**Set exercise**
Scan the listing that follows and report how many lines contain "baar". Write the number alone.

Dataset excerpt
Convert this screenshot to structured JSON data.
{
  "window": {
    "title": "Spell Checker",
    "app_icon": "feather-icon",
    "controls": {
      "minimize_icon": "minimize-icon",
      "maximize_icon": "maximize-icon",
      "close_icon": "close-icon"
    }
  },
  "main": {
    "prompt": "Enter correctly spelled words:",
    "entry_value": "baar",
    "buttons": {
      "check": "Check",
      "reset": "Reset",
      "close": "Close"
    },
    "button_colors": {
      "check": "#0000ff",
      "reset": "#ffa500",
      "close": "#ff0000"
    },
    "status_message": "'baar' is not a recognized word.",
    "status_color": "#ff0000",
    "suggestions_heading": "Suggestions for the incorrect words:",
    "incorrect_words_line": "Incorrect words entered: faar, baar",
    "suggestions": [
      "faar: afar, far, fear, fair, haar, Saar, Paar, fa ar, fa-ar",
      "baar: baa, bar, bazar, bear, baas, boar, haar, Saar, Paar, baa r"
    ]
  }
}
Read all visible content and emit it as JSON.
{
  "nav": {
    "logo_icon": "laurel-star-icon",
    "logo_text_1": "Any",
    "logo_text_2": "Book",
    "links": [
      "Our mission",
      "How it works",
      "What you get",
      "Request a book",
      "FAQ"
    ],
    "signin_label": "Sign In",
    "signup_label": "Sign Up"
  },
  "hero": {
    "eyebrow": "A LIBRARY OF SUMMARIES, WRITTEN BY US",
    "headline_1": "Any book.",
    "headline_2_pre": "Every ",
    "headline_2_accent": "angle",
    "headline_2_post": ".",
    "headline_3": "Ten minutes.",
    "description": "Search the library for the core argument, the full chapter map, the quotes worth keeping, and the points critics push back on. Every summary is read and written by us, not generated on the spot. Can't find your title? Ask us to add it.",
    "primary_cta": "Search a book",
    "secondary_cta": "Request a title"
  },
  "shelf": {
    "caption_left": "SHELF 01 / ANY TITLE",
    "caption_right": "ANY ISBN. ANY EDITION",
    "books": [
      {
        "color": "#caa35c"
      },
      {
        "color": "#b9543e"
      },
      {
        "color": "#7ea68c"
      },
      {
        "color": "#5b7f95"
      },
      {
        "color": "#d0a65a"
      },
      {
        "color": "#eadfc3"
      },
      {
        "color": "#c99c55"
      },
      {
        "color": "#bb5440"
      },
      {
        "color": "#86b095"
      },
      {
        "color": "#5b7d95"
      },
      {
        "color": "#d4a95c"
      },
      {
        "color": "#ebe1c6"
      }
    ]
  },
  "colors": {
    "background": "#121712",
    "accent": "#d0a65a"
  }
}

**Result of this exercise**
4